_Documento de origem_:
****************

Vá lá, Bolsonaro quer o golpe. Como seria o cardápio? Por Gilberto Maringoni

Atualizado em 28 de agosto de 2021 às 16:22
Bolsonaro de boca aberta enquanto a conta de luz sobe
Bolsonaro – Foto: Reprodução

VÁ LÁ, BOLSONARO QUER O GOLPE. COMO SERIA O CARDÁPIO?

Por Gilberto Maringoni

Vamos raciocinar na hipótese de que Bolsonaro tenha êxito em dar um golpe de Estado. Como seria? Com que objetivos? Quais os resultados esperados?

****************

_Material fornecido_:
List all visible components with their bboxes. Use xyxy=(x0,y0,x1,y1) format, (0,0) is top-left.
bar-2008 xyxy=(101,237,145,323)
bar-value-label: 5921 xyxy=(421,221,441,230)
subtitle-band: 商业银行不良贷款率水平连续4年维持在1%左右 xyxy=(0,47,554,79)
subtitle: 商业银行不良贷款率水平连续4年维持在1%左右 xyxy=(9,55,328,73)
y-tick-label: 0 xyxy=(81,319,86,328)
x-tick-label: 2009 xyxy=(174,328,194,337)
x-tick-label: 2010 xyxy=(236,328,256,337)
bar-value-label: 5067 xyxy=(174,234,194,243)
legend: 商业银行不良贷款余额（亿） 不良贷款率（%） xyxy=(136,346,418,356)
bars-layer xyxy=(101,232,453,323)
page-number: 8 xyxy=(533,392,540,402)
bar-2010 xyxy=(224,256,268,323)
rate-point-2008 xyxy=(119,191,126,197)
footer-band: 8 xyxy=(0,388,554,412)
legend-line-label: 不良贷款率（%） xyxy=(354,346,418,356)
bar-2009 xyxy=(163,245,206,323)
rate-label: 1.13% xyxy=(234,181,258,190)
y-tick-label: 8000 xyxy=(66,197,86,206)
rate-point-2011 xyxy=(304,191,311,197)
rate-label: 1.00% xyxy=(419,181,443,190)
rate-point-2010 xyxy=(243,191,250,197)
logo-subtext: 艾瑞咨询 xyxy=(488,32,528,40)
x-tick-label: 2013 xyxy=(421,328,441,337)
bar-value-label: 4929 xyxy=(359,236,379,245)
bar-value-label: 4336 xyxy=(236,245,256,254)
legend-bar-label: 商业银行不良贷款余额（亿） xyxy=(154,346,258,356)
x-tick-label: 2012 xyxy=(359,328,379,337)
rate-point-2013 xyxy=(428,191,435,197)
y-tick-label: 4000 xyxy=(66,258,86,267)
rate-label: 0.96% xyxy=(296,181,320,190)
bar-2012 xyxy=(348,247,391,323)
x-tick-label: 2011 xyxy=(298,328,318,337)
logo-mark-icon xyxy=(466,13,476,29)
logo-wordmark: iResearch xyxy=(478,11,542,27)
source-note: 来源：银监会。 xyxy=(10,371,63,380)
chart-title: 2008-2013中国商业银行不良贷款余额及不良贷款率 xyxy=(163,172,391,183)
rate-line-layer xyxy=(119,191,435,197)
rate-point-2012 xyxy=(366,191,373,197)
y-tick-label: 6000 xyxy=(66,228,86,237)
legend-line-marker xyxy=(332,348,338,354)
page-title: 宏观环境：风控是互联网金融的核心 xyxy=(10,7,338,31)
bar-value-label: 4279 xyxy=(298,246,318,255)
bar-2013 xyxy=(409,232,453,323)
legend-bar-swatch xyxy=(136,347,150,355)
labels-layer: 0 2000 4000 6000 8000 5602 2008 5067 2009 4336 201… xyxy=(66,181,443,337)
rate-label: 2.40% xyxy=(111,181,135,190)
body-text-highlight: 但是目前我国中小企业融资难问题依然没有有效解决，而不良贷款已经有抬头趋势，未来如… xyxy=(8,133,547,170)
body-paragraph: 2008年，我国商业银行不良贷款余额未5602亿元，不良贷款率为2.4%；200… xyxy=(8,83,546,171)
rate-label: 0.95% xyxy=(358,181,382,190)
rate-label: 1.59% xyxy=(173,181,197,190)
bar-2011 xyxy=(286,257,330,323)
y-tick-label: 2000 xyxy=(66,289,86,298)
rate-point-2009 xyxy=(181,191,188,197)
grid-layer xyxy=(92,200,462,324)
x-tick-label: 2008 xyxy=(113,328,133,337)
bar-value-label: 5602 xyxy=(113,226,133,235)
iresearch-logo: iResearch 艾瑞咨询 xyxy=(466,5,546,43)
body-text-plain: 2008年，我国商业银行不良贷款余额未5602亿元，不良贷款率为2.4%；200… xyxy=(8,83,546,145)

****************

_A fazer_:
a) Transcreva do artigo sobre a hipótese de golpe de Bolsonaro o trecho que vai de "Atualizado em 28" até "os resultados esperados?", inclusive.
b) Expresse como tabela Markdown somente as linhas da listagem desde o início até a linha com "bar-value-label: 4929 xyxy=(359,236,379,245)", inclusive, com as colunas Número e Linha da listagem. Deixe de fora as linhas em branco.

_Respostas por tarefa_:
a)
Atualizado em 28 de agosto de 2021 às 16:22
Bolsonaro de boca aberta enquanto a conta de luz sobe
Bolsonaro – Foto: Reprodução

VÁ LÁ, BOLSONARO QUER O GOLPE. COMO SERIA O CARDÁPIO?

Por Gilberto Maringoni

Vamos raciocinar na hipótese de que Bolsonaro tenha êxito em dar um golpe de Estado. Como seria? Com que objetivos? Quais os resultados esperados?

b)
| Número | Linha da listagem |
|---|---|
| 1 | List all visible components with their bboxes. Use xyxy=(x0,y0,x1,y1) format, (0,0) is top-left. |
| 2 | bar-2008 xyxy=(101,237,145,323) |
| 3 | bar-value-label: 5921 xyxy=(421,221,441,230) |
| 4 | subtitle-band: 商业银行不良贷款率水平连续4年维持在1%左右 xyxy=(0,47,554,79) |
| 5 | subtitle: 商业银行不良贷款率水平连续4年维持在1%左右 xyxy=(9,55,328,73) |
| 6 | y-tick-label: 0 xyxy=(81,319,86,328) |
| 7 | x-tick-label: 2009 xyxy=(174,328,194,337) |
| 8 | x-tick-label: 2010 xyxy=(236,328,256,337) |
| 9 | bar-value-label: 5067 xyxy=(174,234,194,243) |
| 10 | legend: 商业银行不良贷款余额（亿） 不良贷款率（%） xyxy=(136,346,418,356) |
| 11 | bars-layer xyxy=(101,232,453,323) |
| 12 | page-number: 8 xyxy=(533,392,540,402) |
| 13 | bar-2010 xyxy=(224,256,268,323) |
| 14 | rate-point-2008 xyxy=(119,191,126,197) |
| 15 | footer-band: 8 xyxy=(0,388,554,412) |
| 16 | legend-line-label: 不良贷款率（%） xyxy=(354,346,418,356) |
| 17 | bar-2009 xyxy=(163,245,206,323) |
| 18 | rate-label: 1.13% xyxy=(234,181,258,190) |
| 19 | y-tick-label: 8000 xyxy=(66,197,86,206) |
| 20 | rate-point-2011 xyxy=(304,191,311,197) |
| 21 | rate-label: 1.00% xyxy=(419,181,443,190) |
| 22 | rate-point-2010 xyxy=(243,191,250,197) |
| 23 | logo-subtext: 艾瑞咨询 xyxy=(488,32,528,40) |
| 24 | x-tick-label: 2013 xyxy=(421,328,441,337) |
| 25 | bar-value-label: 4929 xyxy=(359,236,379,245) |